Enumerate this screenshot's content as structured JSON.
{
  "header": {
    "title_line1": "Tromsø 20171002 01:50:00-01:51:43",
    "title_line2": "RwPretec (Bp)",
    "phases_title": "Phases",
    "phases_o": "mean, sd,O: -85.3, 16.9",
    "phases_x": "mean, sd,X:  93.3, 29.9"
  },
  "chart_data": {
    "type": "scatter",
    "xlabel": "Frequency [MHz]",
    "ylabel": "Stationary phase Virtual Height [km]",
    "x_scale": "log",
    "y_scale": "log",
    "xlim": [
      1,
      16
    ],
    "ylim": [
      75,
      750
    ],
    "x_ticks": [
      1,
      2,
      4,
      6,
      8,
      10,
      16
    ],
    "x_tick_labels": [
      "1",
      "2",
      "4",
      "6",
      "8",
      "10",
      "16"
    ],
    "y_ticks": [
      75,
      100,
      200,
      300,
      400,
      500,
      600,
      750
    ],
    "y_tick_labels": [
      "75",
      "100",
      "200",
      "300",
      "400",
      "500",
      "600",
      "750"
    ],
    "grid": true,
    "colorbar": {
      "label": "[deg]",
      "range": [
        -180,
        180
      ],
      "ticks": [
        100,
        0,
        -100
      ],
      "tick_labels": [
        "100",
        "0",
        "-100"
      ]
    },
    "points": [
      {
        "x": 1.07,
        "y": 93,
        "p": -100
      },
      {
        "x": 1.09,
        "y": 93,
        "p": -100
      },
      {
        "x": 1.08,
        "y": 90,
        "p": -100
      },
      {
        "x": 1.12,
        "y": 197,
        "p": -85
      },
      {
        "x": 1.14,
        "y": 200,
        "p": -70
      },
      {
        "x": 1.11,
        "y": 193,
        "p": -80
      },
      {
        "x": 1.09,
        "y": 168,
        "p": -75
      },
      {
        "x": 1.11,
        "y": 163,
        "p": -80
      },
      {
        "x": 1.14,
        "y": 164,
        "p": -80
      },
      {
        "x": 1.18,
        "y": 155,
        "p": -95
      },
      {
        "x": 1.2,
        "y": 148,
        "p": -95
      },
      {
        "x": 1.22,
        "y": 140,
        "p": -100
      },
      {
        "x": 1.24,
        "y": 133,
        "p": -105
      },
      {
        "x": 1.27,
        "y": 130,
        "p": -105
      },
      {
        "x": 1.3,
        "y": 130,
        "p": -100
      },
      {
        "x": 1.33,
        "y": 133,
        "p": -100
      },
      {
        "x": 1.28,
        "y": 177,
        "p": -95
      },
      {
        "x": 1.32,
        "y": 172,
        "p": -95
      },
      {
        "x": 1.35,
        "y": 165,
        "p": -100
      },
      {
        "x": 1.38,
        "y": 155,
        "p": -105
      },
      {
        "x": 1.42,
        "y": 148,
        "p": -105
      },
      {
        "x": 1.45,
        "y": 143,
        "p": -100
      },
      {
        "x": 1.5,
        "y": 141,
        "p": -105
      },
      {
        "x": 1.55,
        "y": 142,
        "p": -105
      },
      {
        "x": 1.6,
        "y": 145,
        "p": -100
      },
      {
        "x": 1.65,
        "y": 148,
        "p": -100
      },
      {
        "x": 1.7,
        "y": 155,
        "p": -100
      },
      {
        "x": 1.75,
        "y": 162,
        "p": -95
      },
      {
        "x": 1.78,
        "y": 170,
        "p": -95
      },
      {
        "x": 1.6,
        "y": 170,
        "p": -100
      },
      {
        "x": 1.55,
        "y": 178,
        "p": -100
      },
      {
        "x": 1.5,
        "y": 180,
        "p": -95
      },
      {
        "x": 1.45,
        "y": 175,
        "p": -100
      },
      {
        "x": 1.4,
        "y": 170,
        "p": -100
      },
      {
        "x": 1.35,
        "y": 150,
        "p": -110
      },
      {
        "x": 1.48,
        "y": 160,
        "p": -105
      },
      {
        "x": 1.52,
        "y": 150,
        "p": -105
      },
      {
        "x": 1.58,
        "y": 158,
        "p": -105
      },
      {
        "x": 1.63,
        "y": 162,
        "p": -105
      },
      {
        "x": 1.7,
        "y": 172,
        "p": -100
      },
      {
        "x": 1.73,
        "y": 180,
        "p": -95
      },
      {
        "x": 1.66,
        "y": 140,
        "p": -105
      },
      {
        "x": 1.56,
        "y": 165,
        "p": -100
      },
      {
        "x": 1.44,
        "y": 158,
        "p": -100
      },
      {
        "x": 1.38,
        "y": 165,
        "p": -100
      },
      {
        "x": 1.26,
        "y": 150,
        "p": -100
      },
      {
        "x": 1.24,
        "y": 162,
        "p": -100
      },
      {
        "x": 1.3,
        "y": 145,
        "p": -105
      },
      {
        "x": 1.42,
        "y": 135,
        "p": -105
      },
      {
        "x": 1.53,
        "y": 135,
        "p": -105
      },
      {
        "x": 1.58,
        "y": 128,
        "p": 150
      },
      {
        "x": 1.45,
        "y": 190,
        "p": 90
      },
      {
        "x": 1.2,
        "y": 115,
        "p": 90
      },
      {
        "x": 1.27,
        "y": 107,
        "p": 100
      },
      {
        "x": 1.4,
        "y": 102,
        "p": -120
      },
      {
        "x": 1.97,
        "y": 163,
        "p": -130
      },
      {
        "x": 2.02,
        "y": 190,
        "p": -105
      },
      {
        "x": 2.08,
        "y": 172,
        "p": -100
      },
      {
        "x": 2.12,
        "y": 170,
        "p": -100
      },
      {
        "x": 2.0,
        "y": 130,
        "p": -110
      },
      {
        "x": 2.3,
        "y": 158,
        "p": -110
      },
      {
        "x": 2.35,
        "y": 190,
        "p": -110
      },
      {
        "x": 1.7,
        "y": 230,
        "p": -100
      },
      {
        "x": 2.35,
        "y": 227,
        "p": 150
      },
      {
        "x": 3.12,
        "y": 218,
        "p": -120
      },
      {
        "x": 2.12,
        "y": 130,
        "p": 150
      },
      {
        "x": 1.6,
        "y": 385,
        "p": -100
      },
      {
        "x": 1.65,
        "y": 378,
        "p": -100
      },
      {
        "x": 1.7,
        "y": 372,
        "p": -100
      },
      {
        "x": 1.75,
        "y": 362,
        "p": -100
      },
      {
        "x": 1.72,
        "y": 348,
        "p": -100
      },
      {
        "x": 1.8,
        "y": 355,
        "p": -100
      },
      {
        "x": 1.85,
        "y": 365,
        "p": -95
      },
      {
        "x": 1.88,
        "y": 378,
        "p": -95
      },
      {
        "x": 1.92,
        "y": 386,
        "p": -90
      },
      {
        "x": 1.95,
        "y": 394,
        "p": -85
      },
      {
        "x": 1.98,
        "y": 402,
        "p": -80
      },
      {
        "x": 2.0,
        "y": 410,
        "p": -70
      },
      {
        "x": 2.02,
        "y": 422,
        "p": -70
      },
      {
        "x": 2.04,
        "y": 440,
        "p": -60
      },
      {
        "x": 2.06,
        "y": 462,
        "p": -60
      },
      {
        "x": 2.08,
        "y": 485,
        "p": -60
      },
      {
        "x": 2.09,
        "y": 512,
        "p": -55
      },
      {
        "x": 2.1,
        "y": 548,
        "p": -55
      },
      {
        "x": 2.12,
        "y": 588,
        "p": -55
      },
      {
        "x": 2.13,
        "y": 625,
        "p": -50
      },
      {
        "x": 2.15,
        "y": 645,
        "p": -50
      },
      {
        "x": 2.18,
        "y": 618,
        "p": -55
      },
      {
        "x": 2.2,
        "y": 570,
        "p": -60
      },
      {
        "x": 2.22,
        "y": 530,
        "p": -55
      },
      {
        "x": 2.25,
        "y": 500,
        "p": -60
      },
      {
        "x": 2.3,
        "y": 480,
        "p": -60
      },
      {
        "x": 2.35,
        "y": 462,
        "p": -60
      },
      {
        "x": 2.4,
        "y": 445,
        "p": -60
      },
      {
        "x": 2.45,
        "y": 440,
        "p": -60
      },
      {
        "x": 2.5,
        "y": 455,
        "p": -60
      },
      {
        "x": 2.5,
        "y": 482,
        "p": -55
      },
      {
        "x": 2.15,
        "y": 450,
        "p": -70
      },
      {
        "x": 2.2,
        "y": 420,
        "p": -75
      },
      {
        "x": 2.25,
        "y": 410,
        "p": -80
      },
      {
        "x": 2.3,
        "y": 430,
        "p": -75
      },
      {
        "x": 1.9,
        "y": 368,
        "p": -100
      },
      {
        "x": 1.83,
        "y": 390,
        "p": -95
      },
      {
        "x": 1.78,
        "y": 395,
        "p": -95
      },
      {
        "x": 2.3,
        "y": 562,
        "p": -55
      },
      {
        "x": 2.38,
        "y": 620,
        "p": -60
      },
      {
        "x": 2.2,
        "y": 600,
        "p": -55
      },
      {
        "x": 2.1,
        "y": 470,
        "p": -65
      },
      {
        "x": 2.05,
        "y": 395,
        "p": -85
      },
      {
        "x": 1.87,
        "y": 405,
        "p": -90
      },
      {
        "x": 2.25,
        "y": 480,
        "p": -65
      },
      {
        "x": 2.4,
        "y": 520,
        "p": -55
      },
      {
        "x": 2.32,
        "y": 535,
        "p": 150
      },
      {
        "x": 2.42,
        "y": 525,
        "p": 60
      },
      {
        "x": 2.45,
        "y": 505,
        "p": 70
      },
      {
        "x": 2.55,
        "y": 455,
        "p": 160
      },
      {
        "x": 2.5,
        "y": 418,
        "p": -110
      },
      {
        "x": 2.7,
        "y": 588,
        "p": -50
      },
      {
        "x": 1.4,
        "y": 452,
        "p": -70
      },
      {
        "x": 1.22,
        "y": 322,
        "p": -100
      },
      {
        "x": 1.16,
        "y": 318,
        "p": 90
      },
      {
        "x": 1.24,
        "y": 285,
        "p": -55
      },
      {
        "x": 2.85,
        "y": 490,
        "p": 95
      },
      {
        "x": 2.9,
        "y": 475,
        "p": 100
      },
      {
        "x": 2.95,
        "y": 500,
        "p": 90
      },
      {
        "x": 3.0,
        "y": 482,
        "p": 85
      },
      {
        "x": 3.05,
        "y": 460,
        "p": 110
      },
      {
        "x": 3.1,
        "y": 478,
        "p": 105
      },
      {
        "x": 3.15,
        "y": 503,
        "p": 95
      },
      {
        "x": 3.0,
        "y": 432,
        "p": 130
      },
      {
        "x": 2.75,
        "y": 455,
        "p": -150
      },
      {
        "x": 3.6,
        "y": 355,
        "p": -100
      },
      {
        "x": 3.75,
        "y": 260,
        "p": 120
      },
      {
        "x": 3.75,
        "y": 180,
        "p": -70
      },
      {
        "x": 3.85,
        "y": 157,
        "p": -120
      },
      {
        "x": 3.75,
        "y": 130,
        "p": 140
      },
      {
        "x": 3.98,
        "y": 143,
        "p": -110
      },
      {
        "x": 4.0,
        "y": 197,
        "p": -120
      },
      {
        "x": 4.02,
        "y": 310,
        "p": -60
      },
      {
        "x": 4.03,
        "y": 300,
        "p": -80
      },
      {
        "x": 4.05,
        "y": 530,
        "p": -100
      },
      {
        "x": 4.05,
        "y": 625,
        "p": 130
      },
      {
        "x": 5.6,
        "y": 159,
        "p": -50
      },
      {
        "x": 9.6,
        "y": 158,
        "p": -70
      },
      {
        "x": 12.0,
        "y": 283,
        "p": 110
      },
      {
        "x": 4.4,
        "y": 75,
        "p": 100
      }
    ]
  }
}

....

- Task instructions -
Write out every line of the listing that holds the word "mean".

- Result -
    "phases_o": "mean, sd,O: -85.3, 16.9",
    "phases_x": "mean, sd,X:  93.3, 29.9"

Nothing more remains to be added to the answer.